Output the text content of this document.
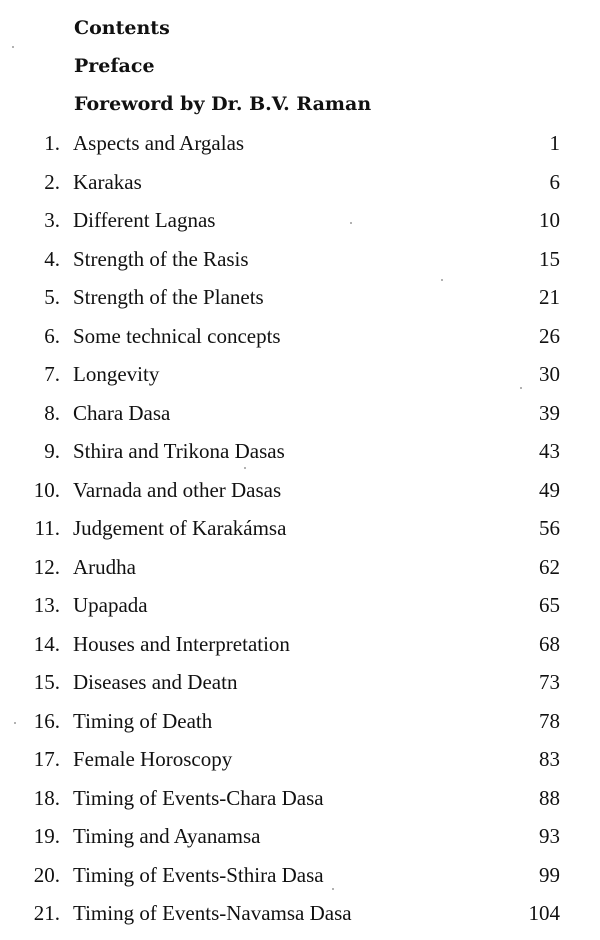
Contents
Preface
Foreword by Dr. B.V. Raman
1. Aspects and Argalas	1
2. Karakas	6
3. Different Lagnas	10
4. Strength of the Rasis	15
5. Strength of the Planets	21
6. Some technical concepts	26
7. Longevity	30
8. Chara Dasa	39
9. Sthira and Trikona Dasas	43
10. Varnada and other Dasas	49
11. Judgement of Karakámsa	56
12. Arudha	62
13. Upapada	65
14. Houses and Interpretation	68
15. Diseases and Deatn	73
16. Timing of Death	78
17. Female Horoscopy	83
18. Timing of Events-Chara Dasa	88
19. Timing and Ayanamsa	93
20. Timing of Events-Sthira Dasa	99
21. Timing of Events-Navamsa Dasa	104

§ **PROBLEM DESCRIPTION**: Retype all the records shown above, character for character. Omit every picture.

§ **SOLUTION**:
Output the text content of this document.
Contents
Preface
Foreword by Dr. B.V. Raman
1. Aspects and Argalas	1
2. Karakas	6
3. Different Lagnas	10
4. Strength of the Rasis	15
5. Strength of the Planets	21
6. Some technical concepts	26
7. Longevity	30
8. Chara Dasa	39
9. Sthira and Trikona Dasas	43
10. Varnada and other Dasas	49
11. Judgement of Karakámsa	56
12. Arudha	62
13. Upapada	65
14. Houses and Interpretation	68
15. Diseases and Deatn	73
16. Timing of Death	78
17. Female Horoscopy	83
18. Timing of Events-Chara Dasa	88
19. Timing and Ayanamsa	93
20. Timing of Events-Sthira Dasa	99
21. Timing of Events-Navamsa Dasa	104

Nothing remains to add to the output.